Stored entries:

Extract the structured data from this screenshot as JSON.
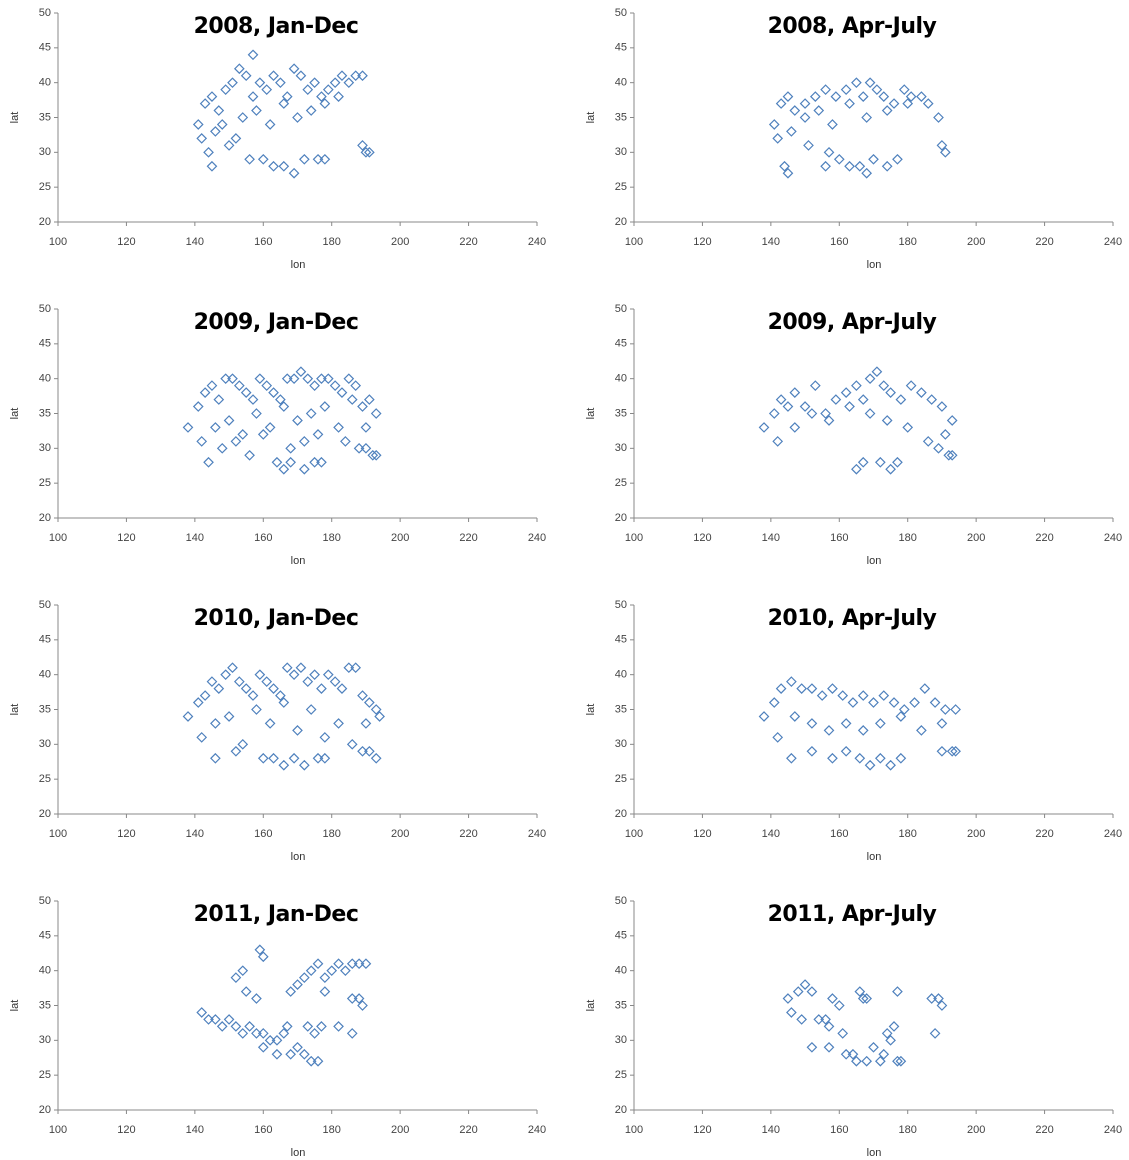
{
  "chart_data": [
    {
      "type": "scatter",
      "title": "2008, Jan-Dec",
      "x_label": "lon",
      "y_label": "lat",
      "color": "#4f81bd",
      "xlim": [
        100,
        240
      ],
      "ylim": [
        20,
        50
      ],
      "xticks": [
        100,
        120,
        140,
        160,
        180,
        200,
        220,
        240
      ],
      "yticks": [
        20,
        25,
        30,
        35,
        40,
        45,
        50
      ],
      "x": [
        141,
        143,
        145,
        147,
        149,
        151,
        153,
        155,
        157,
        159,
        161,
        163,
        165,
        167,
        169,
        171,
        173,
        175,
        177,
        179,
        181,
        183,
        185,
        187,
        189,
        142,
        146,
        150,
        154,
        158,
        162,
        166,
        170,
        174,
        178,
        182,
        144,
        148,
        152,
        156,
        160,
        163,
        166,
        169,
        172,
        176,
        178,
        189,
        190,
        191,
        145,
        157
      ],
      "y": [
        34,
        37,
        38,
        36,
        39,
        40,
        42,
        41,
        44,
        40,
        39,
        41,
        40,
        38,
        42,
        41,
        39,
        40,
        38,
        39,
        40,
        41,
        40,
        41,
        41,
        32,
        33,
        31,
        35,
        36,
        34,
        37,
        35,
        36,
        37,
        38,
        30,
        34,
        32,
        29,
        29,
        28,
        28,
        27,
        29,
        29,
        29,
        31,
        30,
        30,
        28,
        38
      ]
    },
    {
      "type": "scatter",
      "title": "2008, Apr-July",
      "x_label": "lon",
      "y_label": "lat",
      "color": "#4f81bd",
      "xlim": [
        100,
        240
      ],
      "ylim": [
        20,
        50
      ],
      "xticks": [
        100,
        120,
        140,
        160,
        180,
        200,
        220,
        240
      ],
      "yticks": [
        20,
        25,
        30,
        35,
        40,
        45,
        50
      ],
      "x": [
        141,
        143,
        145,
        147,
        150,
        153,
        156,
        159,
        162,
        165,
        167,
        169,
        171,
        173,
        176,
        179,
        181,
        184,
        186,
        142,
        146,
        150,
        154,
        158,
        163,
        168,
        174,
        180,
        144,
        151,
        157,
        160,
        163,
        166,
        168,
        170,
        174,
        177,
        189,
        190,
        191,
        145,
        156
      ],
      "y": [
        34,
        37,
        38,
        36,
        37,
        38,
        39,
        38,
        39,
        40,
        38,
        40,
        39,
        38,
        37,
        39,
        38,
        38,
        37,
        32,
        33,
        35,
        36,
        34,
        37,
        35,
        36,
        37,
        28,
        31,
        30,
        29,
        28,
        28,
        27,
        29,
        28,
        29,
        35,
        31,
        30,
        27,
        28
      ]
    },
    {
      "type": "scatter",
      "title": "2009, Jan-Dec",
      "x_label": "lon",
      "y_label": "lat",
      "color": "#4f81bd",
      "xlim": [
        100,
        240
      ],
      "ylim": [
        20,
        50
      ],
      "xticks": [
        100,
        120,
        140,
        160,
        180,
        200,
        220,
        240
      ],
      "yticks": [
        20,
        25,
        30,
        35,
        40,
        45,
        50
      ],
      "x": [
        138,
        141,
        143,
        145,
        147,
        149,
        151,
        153,
        155,
        157,
        159,
        161,
        163,
        165,
        167,
        169,
        171,
        173,
        175,
        177,
        179,
        181,
        183,
        185,
        187,
        189,
        191,
        193,
        142,
        146,
        150,
        154,
        158,
        162,
        166,
        170,
        174,
        178,
        182,
        186,
        190,
        144,
        148,
        152,
        156,
        160,
        168,
        172,
        176,
        184,
        164,
        166,
        168,
        172,
        175,
        177,
        188,
        190,
        192,
        193
      ],
      "y": [
        33,
        36,
        38,
        39,
        37,
        40,
        40,
        39,
        38,
        37,
        40,
        39,
        38,
        37,
        40,
        40,
        41,
        40,
        39,
        40,
        40,
        39,
        38,
        40,
        39,
        36,
        37,
        35,
        31,
        33,
        34,
        32,
        35,
        33,
        36,
        34,
        35,
        36,
        33,
        37,
        33,
        28,
        30,
        31,
        29,
        32,
        30,
        31,
        32,
        31,
        28,
        27,
        28,
        27,
        28,
        28,
        30,
        30,
        29,
        29
      ]
    },
    {
      "type": "scatter",
      "title": "2009, Apr-July",
      "x_label": "lon",
      "y_label": "lat",
      "color": "#4f81bd",
      "xlim": [
        100,
        240
      ],
      "ylim": [
        20,
        50
      ],
      "xticks": [
        100,
        120,
        140,
        160,
        180,
        200,
        220,
        240
      ],
      "yticks": [
        20,
        25,
        30,
        35,
        40,
        45,
        50
      ],
      "x": [
        138,
        141,
        143,
        145,
        147,
        150,
        153,
        156,
        159,
        162,
        165,
        167,
        169,
        171,
        173,
        175,
        178,
        181,
        184,
        187,
        190,
        193,
        142,
        147,
        152,
        157,
        163,
        169,
        174,
        180,
        186,
        191,
        165,
        167,
        172,
        175,
        177,
        189,
        192,
        193
      ],
      "y": [
        33,
        35,
        37,
        36,
        38,
        36,
        39,
        35,
        37,
        38,
        39,
        37,
        40,
        41,
        39,
        38,
        37,
        39,
        38,
        37,
        36,
        34,
        31,
        33,
        35,
        34,
        36,
        35,
        34,
        33,
        31,
        32,
        27,
        28,
        28,
        27,
        28,
        30,
        29,
        29
      ]
    },
    {
      "type": "scatter",
      "title": "2010, Jan-Dec",
      "x_label": "lon",
      "y_label": "lat",
      "color": "#4f81bd",
      "xlim": [
        100,
        240
      ],
      "ylim": [
        20,
        50
      ],
      "xticks": [
        100,
        120,
        140,
        160,
        180,
        200,
        220,
        240
      ],
      "yticks": [
        20,
        25,
        30,
        35,
        40,
        45,
        50
      ],
      "x": [
        138,
        141,
        143,
        145,
        147,
        149,
        151,
        153,
        155,
        157,
        159,
        161,
        163,
        165,
        167,
        169,
        171,
        173,
        175,
        177,
        179,
        181,
        183,
        185,
        187,
        189,
        191,
        193,
        194,
        142,
        146,
        150,
        154,
        158,
        162,
        166,
        170,
        174,
        178,
        182,
        186,
        190,
        146,
        152,
        160,
        163,
        166,
        169,
        172,
        176,
        178,
        189,
        191,
        193
      ],
      "y": [
        34,
        36,
        37,
        39,
        38,
        40,
        41,
        39,
        38,
        37,
        40,
        39,
        38,
        37,
        41,
        40,
        41,
        39,
        40,
        38,
        40,
        39,
        38,
        41,
        41,
        37,
        36,
        35,
        34,
        31,
        33,
        34,
        30,
        35,
        33,
        36,
        32,
        35,
        31,
        33,
        30,
        33,
        28,
        29,
        28,
        28,
        27,
        28,
        27,
        28,
        28,
        29,
        29,
        28
      ]
    },
    {
      "type": "scatter",
      "title": "2010, Apr-July",
      "x_label": "lon",
      "y_label": "lat",
      "color": "#4f81bd",
      "xlim": [
        100,
        240
      ],
      "ylim": [
        20,
        50
      ],
      "xticks": [
        100,
        120,
        140,
        160,
        180,
        200,
        220,
        240
      ],
      "yticks": [
        20,
        25,
        30,
        35,
        40,
        45,
        50
      ],
      "x": [
        138,
        141,
        143,
        146,
        149,
        152,
        155,
        158,
        161,
        164,
        167,
        170,
        173,
        176,
        179,
        182,
        185,
        188,
        191,
        194,
        142,
        147,
        152,
        157,
        162,
        167,
        172,
        178,
        184,
        190,
        146,
        152,
        158,
        162,
        166,
        169,
        172,
        175,
        178,
        190,
        193,
        194
      ],
      "y": [
        34,
        36,
        38,
        39,
        38,
        38,
        37,
        38,
        37,
        36,
        37,
        36,
        37,
        36,
        35,
        36,
        38,
        36,
        35,
        35,
        31,
        34,
        33,
        32,
        33,
        32,
        33,
        34,
        32,
        33,
        28,
        29,
        28,
        29,
        28,
        27,
        28,
        27,
        28,
        29,
        29,
        29
      ]
    },
    {
      "type": "scatter",
      "title": "2011, Jan-Dec",
      "x_label": "lon",
      "y_label": "lat",
      "color": "#4f81bd",
      "xlim": [
        100,
        240
      ],
      "ylim": [
        20,
        50
      ],
      "xticks": [
        100,
        120,
        140,
        160,
        180,
        200,
        220,
        240
      ],
      "yticks": [
        20,
        25,
        30,
        35,
        40,
        45,
        50
      ],
      "x": [
        142,
        144,
        146,
        148,
        150,
        152,
        154,
        156,
        158,
        160,
        162,
        164,
        166,
        168,
        170,
        172,
        174,
        176,
        152,
        154,
        159,
        160,
        155,
        158,
        168,
        170,
        172,
        174,
        176,
        178,
        180,
        182,
        184,
        186,
        188,
        190,
        175,
        177,
        186,
        188,
        189,
        160,
        164,
        167,
        173,
        178,
        182,
        186
      ],
      "y": [
        34,
        33,
        33,
        32,
        33,
        32,
        31,
        32,
        31,
        31,
        30,
        30,
        31,
        28,
        29,
        28,
        27,
        27,
        39,
        40,
        43,
        42,
        37,
        36,
        37,
        38,
        39,
        40,
        41,
        39,
        40,
        41,
        40,
        41,
        41,
        41,
        31,
        32,
        36,
        36,
        35,
        29,
        28,
        32,
        32,
        37,
        32,
        31
      ]
    },
    {
      "type": "scatter",
      "title": "2011, Apr-July",
      "x_label": "lon",
      "y_label": "lat",
      "color": "#4f81bd",
      "xlim": [
        100,
        240
      ],
      "ylim": [
        20,
        50
      ],
      "xticks": [
        100,
        120,
        140,
        160,
        180,
        200,
        220,
        240
      ],
      "yticks": [
        20,
        25,
        30,
        35,
        40,
        45,
        50
      ],
      "x": [
        145,
        146,
        148,
        150,
        152,
        154,
        156,
        157,
        158,
        160,
        161,
        162,
        164,
        166,
        167,
        168,
        170,
        172,
        174,
        176,
        177,
        178,
        187,
        188,
        189,
        190,
        149,
        152,
        157,
        165,
        168,
        173,
        175,
        177
      ],
      "y": [
        36,
        34,
        37,
        38,
        37,
        33,
        33,
        29,
        36,
        35,
        31,
        28,
        28,
        37,
        36,
        27,
        29,
        27,
        31,
        32,
        27,
        27,
        36,
        31,
        36,
        35,
        33,
        29,
        32,
        27,
        36,
        28,
        30,
        37
      ]
    }
  ]
}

PROMPT: Identify every line above with the string "July" in it. Copy those lines.

RESPONSE BELOW:
      "title": "2008, Apr-July",
      "title": "2009, Apr-July",
      "title": "2010, Apr-July",
      "title": "2011, Apr-July",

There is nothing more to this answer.